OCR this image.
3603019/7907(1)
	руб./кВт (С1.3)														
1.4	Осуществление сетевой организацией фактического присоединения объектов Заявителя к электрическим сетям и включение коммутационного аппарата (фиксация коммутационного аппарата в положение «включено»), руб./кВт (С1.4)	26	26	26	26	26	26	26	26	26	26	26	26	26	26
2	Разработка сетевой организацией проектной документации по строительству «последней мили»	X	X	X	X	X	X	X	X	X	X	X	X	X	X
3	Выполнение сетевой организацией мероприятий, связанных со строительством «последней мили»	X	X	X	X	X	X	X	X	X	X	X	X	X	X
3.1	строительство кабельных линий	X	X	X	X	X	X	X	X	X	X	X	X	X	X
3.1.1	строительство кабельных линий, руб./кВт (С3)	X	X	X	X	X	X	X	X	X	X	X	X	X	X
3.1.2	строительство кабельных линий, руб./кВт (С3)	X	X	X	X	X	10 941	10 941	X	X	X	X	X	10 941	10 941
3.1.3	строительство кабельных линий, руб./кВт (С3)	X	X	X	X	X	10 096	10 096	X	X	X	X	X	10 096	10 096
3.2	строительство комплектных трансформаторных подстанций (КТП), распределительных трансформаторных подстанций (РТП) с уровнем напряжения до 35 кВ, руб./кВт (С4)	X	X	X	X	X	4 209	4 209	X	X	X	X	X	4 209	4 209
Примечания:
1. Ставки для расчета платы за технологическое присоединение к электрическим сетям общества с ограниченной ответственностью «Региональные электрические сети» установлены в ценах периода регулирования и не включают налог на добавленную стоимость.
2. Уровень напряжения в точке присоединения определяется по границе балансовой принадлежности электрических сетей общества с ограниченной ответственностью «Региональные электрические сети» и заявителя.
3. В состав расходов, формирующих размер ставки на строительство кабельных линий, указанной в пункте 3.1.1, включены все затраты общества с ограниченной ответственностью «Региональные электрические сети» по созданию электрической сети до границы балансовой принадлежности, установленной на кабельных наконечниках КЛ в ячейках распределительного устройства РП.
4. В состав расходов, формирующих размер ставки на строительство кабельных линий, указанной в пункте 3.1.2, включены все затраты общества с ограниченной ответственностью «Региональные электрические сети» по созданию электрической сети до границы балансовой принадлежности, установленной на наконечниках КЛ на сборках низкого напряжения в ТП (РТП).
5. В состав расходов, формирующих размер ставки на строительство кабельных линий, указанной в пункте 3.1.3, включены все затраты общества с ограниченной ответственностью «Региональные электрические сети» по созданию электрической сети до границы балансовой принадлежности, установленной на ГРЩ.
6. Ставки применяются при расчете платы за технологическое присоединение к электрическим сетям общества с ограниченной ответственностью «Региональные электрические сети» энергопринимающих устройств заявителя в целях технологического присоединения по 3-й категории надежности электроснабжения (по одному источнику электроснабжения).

_PROBLEM_.
From the entries above, collect every line with the string "мили" in it.

_IN RESPONSE_.
2	Разработка сетевой организацией проектной документации по строительству «последней мили»	X	X	X	X	X	X	X	X	X	X	X	X	X	X
3	Выполнение сетевой организацией мероприятий, связанных со строительством «последней мили»	X	X	X	X	X	X	X	X	X	X	X	X	X	X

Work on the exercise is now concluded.